▸ **What this task involves**
Output every entry exactly as written, but omit the pictures.

## Begin Dataset records

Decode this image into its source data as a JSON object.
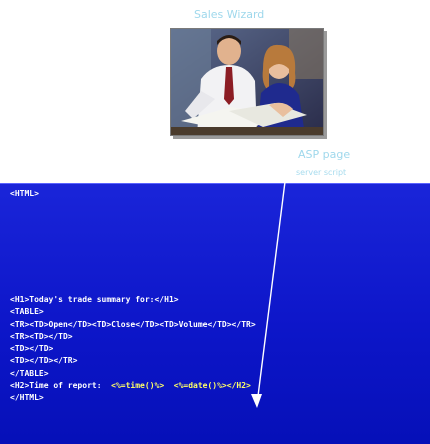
{
  "captions": {
    "title": "Sales Wizard",
    "pointer_a": "ASP page",
    "pointer_b": "server script"
  },
  "photo": {
    "icon": "two-people-at-desk-photo"
  },
  "code": {
    "open_html": "<HTML>",
    "lines": [
      "<H1>Today's trade summary for:</H1>",
      "<TABLE>",
      "<TR><TD>Open</TD><TD>Close</TD><TD>Volume</TD></TR>",
      "<TR><TD></TD>",
      "<TD></TD>",
      "<TD></TD></TR>",
      "</TABLE>"
    ],
    "report_prefix": "<H2>Time of report:  ",
    "report_script": "<%=time()%>  <%=date()%></H2>",
    "close_html": "</HTML>"
  },
  "colors": {
    "panel": "#0d16c9",
    "code_text": "#ffffff",
    "script_highlight": "#ffff66",
    "caption": "#9fd8ec",
    "arrow": "#ffffff"
  }
}
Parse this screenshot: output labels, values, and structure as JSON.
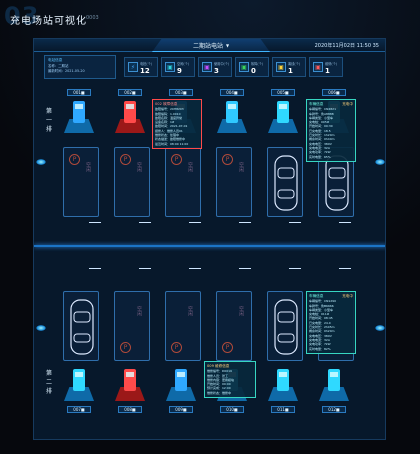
{
  "page": {
    "deco_number": "03",
    "title": "充电场站可视化",
    "code": "0003"
  },
  "header": {
    "station": "二期站电站",
    "station_dropdown_icon": "chevron-down-icon",
    "datetime": "2020年11月02日  11:50  35"
  },
  "info_card": {
    "title": "电站信息",
    "line1": "名称：二期站",
    "line2": "最新时间：2021-05-20"
  },
  "stats": [
    {
      "icon": "charger-icon",
      "label": "电桩(个)",
      "value": "12",
      "color": "#48a8ff"
    },
    {
      "icon": "idle-icon",
      "label": "空闲(个)",
      "value": "9",
      "color": "#2fd4e0"
    },
    {
      "icon": "busy-icon",
      "label": "使用中(个)",
      "value": "3",
      "color": "#c64dff"
    },
    {
      "icon": "fault-icon",
      "label": "故障(个)",
      "value": "0",
      "color": "#3bd45d"
    },
    {
      "icon": "warning-icon",
      "label": "离线(个)",
      "value": "1",
      "color": "#ffd33a"
    },
    {
      "icon": "repair-icon",
      "label": "维修(个)",
      "value": "1",
      "color": "#ff5a5a"
    }
  ],
  "rows": [
    {
      "label": "第一排"
    },
    {
      "label": "第二排"
    }
  ],
  "slots_top": [
    "001■",
    "002■",
    "003■",
    "004■",
    "005■",
    "006■"
  ],
  "slots_bottom": [
    "007■",
    "008■",
    "009■",
    "010■",
    "011■",
    "012■"
  ],
  "spot_texts_top": [
    "空闲",
    "空闲",
    "空闲",
    "空闲",
    "",
    ""
  ],
  "spot_texts_bottom": [
    "",
    "空闲",
    "空闲",
    "空闲",
    "",
    ""
  ],
  "popup_red": {
    "title": "002 故障信息",
    "lines": [
      "故障编号：20H8203",
      "故障编码：1.0010",
      "故障名称：温度异常",
      "设备名称：1#",
      "故障时间：2021-07-01",
      "报修人：维修人员01",
      "维修状态：处理中",
      "状态描述：故障维修中",
      "最近时间：08:00 11:00"
    ]
  },
  "popup_top": {
    "title": "车辆信息",
    "status": "充电中",
    "lines": [
      "车辆编号：CN4821",
      "车牌号：鲁A8888",
      "车辆类型：小型车",
      "充电桩：005#",
      "开始时间：09:30",
      "已充电量：18.5",
      "已充时长：1h20m",
      "剩余时间：0h40m",
      "充电电压：380V",
      "充电电流：32A",
      "充电功率：7kW",
      "实时电量：65%"
    ]
  },
  "popup_bottom": {
    "title": "车辆信息",
    "status": "充电中",
    "lines": [
      "车辆编号：CN1290",
      "车牌号：鲁B6666",
      "车辆类型：小型车",
      "充电桩：011#",
      "开始时间：08:45",
      "已充电量：24.0",
      "已充时长：2h05m",
      "剩余时间：0h20m",
      "充电电压：380V",
      "充电电流：32A",
      "充电功率：7kW",
      "实时电量：82%"
    ]
  },
  "popup_bottom_left": {
    "title": "009 维修信息",
    "lines": [
      "维修编号：D0019",
      "维修人员：张工",
      "维修内容：更换模块",
      "开始时间：09:00",
      "预计完成：12:00",
      "维修状态：维修中"
    ]
  }
}
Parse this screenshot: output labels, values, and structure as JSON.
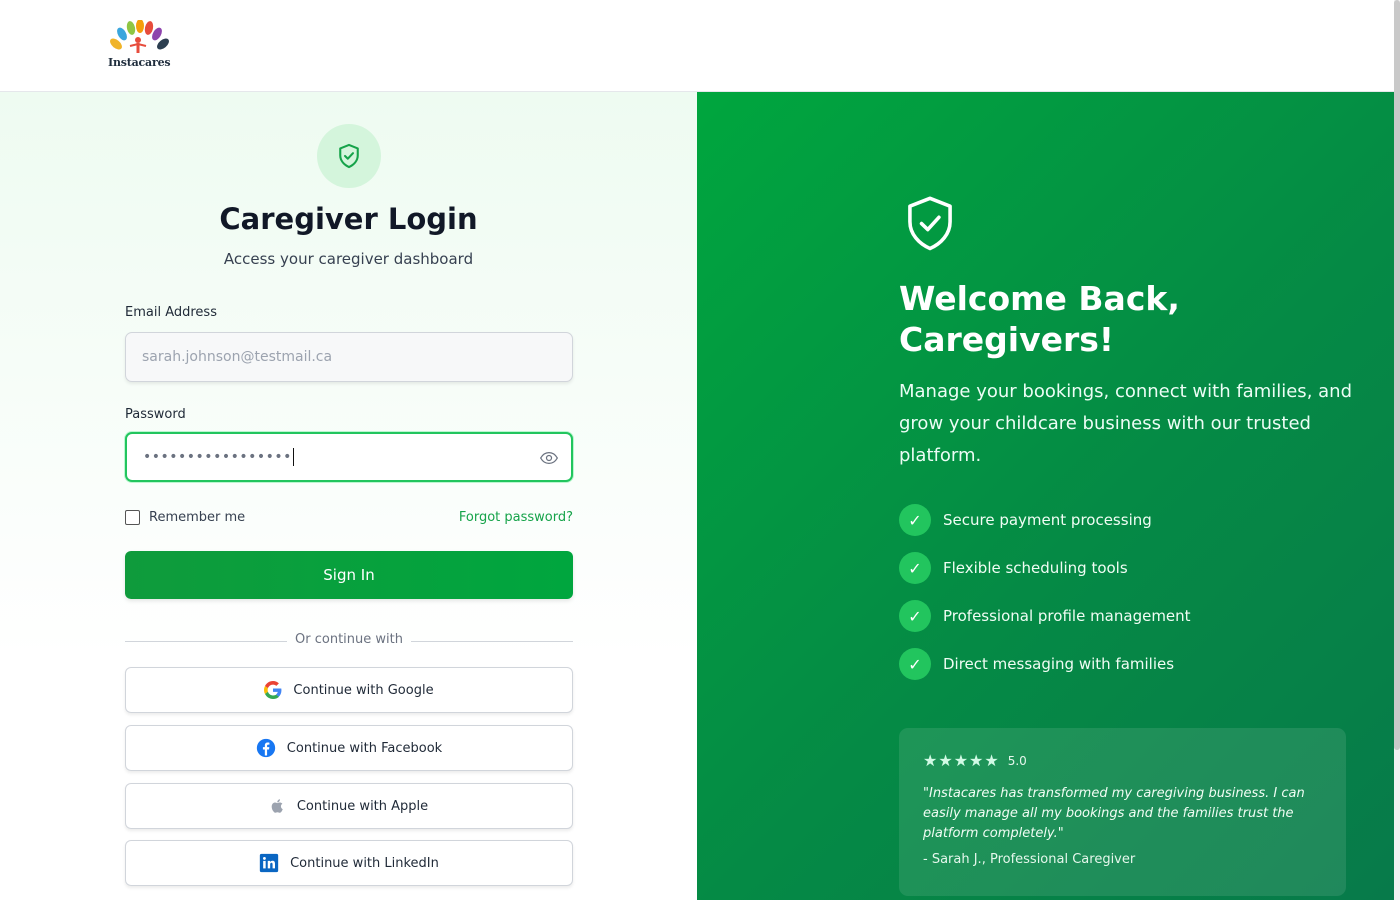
{
  "header": {
    "logo_text": "Instacares"
  },
  "login": {
    "title": "Caregiver Login",
    "subtitle": "Access your caregiver dashboard",
    "email_label": "Email Address",
    "email_placeholder": "sarah.johnson@testmail.ca",
    "password_label": "Password",
    "password_value": "•••••••••••••••••",
    "remember_label": "Remember me",
    "forgot_label": "Forgot password?",
    "signin_label": "Sign In",
    "divider_text": "Or continue with",
    "social": [
      {
        "label": "Continue with Google",
        "icon": "google-icon"
      },
      {
        "label": "Continue with Facebook",
        "icon": "facebook-icon"
      },
      {
        "label": "Continue with Apple",
        "icon": "apple-icon"
      },
      {
        "label": "Continue with LinkedIn",
        "icon": "linkedin-icon"
      }
    ]
  },
  "promo": {
    "title_line1": "Welcome Back,",
    "title_line2": "Caregivers!",
    "description": "Manage your bookings, connect with families, and grow your childcare business with our trusted platform.",
    "features": [
      "Secure payment processing",
      "Flexible scheduling tools",
      "Professional profile management",
      "Direct messaging with families"
    ],
    "testimonial": {
      "stars": 5,
      "rating": "5.0",
      "quote": "\"Instacares has transformed my caregiving business. I can easily manage all my bookings and the families trust the platform completely.\"",
      "author": "- Sarah J., Professional Caregiver"
    }
  },
  "colors": {
    "accent": "#00a63e",
    "accent_light": "#22c55e",
    "badge_bg": "#d4f5dc"
  }
}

## End Dataset records

▸ **Exercise output**
Decode this image into its source data as a JSON object.
{
  "captions": {
    "title": "Sales Wizard",
    "pointer_a": "ASP page",
    "pointer_b": "server script"
  },
  "photo": {
    "icon": "two-people-at-desk-photo"
  },
  "code": {
    "open_html": "<HTML>",
    "lines": [
      "<H1>Today's trade summary for:</H1>",
      "<TABLE>",
      "<TR><TD>Open</TD><TD>Close</TD><TD>Volume</TD></TR>",
      "<TR><TD></TD>",
      "<TD></TD>",
      "<TD></TD></TR>",
      "</TABLE>"
    ],
    "report_prefix": "<H2>Time of report:  ",
    "report_script": "<%=time()%>  <%=date()%></H2>",
    "close_html": "</HTML>"
  },
  "colors": {
    "panel": "#0d16c9",
    "code_text": "#ffffff",
    "script_highlight": "#ffff66",
    "caption": "#9fd8ec",
    "arrow": "#ffffff"
  }
}
Parse this screenshot: output labels, values, and structure as JSON.
{
  "page": {
    "deco_number": "03",
    "title": "充电场站可视化",
    "code": "0003"
  },
  "header": {
    "station": "二期站电站",
    "station_dropdown_icon": "chevron-down-icon",
    "datetime": "2020年11月02日  11:50  35"
  },
  "info_card": {
    "title": "电站信息",
    "line1": "名称：二期站",
    "line2": "最新时间：2021-05-20"
  },
  "stats": [
    {
      "icon": "charger-icon",
      "label": "电桩(个)",
      "value": "12",
      "color": "#48a8ff"
    },
    {
      "icon": "idle-icon",
      "label": "空闲(个)",
      "value": "9",
      "color": "#2fd4e0"
    },
    {
      "icon": "busy-icon",
      "label": "使用中(个)",
      "value": "3",
      "color": "#c64dff"
    },
    {
      "icon": "fault-icon",
      "label": "故障(个)",
      "value": "0",
      "color": "#3bd45d"
    },
    {
      "icon": "warning-icon",
      "label": "离线(个)",
      "value": "1",
      "color": "#ffd33a"
    },
    {
      "icon": "repair-icon",
      "label": "维修(个)",
      "value": "1",
      "color": "#ff5a5a"
    }
  ],
  "rows": [
    {
      "label": "第一排"
    },
    {
      "label": "第二排"
    }
  ],
  "slots_top": [
    "001■",
    "002■",
    "003■",
    "004■",
    "005■",
    "006■"
  ],
  "slots_bottom": [
    "007■",
    "008■",
    "009■",
    "010■",
    "011■",
    "012■"
  ],
  "spot_texts_top": [
    "空闲",
    "空闲",
    "空闲",
    "空闲",
    "",
    ""
  ],
  "spot_texts_bottom": [
    "",
    "空闲",
    "空闲",
    "空闲",
    "",
    ""
  ],
  "popup_red": {
    "title": "002 故障信息",
    "lines": [
      "故障编号：20H8203",
      "故障编码：1.0010",
      "故障名称：温度异常",
      "设备名称：1#",
      "故障时间：2021-07-01",
      "报修人：维修人员01",
      "维修状态：处理中",
      "状态描述：故障维修中",
      "最近时间：08:00 11:00"
    ]
  },
  "popup_top": {
    "title": "车辆信息",
    "status": "充电中",
    "lines": [
      "车辆编号：CN4821",
      "车牌号：鲁A8888",
      "车辆类型：小型车",
      "充电桩：005#",
      "开始时间：09:30",
      "已充电量：18.5",
      "已充时长：1h20m",
      "剩余时间：0h40m",
      "充电电压：380V",
      "充电电流：32A",
      "充电功率：7kW",
      "实时电量：65%"
    ]
  },
  "popup_bottom": {
    "title": "车辆信息",
    "status": "充电中",
    "lines": [
      "车辆编号：CN1290",
      "车牌号：鲁B6666",
      "车辆类型：小型车",
      "充电桩：011#",
      "开始时间：08:45",
      "已充电量：24.0",
      "已充时长：2h05m",
      "剩余时间：0h20m",
      "充电电压：380V",
      "充电电流：32A",
      "充电功率：7kW",
      "实时电量：82%"
    ]
  },
  "popup_bottom_left": {
    "title": "009 维修信息",
    "lines": [
      "维修编号：D0019",
      "维修人员：张工",
      "维修内容：更换模块",
      "开始时间：09:00",
      "预计完成：12:00",
      "维修状态：维修中"
    ]
  }
}
Parse this screenshot: output labels, values, and structure as JSON.
{
  "header": {
    "logo_text": "Instacares"
  },
  "login": {
    "title": "Caregiver Login",
    "subtitle": "Access your caregiver dashboard",
    "email_label": "Email Address",
    "email_placeholder": "sarah.johnson@testmail.ca",
    "password_label": "Password",
    "password_value": "•••••••••••••••••",
    "remember_label": "Remember me",
    "forgot_label": "Forgot password?",
    "signin_label": "Sign In",
    "divider_text": "Or continue with",
    "social": [
      {
        "label": "Continue with Google",
        "icon": "google-icon"
      },
      {
        "label": "Continue with Facebook",
        "icon": "facebook-icon"
      },
      {
        "label": "Continue with Apple",
        "icon": "apple-icon"
      },
      {
        "label": "Continue with LinkedIn",
        "icon": "linkedin-icon"
      }
    ]
  },
  "promo": {
    "title_line1": "Welcome Back,",
    "title_line2": "Caregivers!",
    "description": "Manage your bookings, connect with families, and grow your childcare business with our trusted platform.",
    "features": [
      "Secure payment processing",
      "Flexible scheduling tools",
      "Professional profile management",
      "Direct messaging with families"
    ],
    "testimonial": {
      "stars": 5,
      "rating": "5.0",
      "quote": "\"Instacares has transformed my caregiving business. I can easily manage all my bookings and the families trust the platform completely.\"",
      "author": "- Sarah J., Professional Caregiver"
    }
  },
  "colors": {
    "accent": "#00a63e",
    "accent_light": "#22c55e",
    "badge_bg": "#d4f5dc"
  }
}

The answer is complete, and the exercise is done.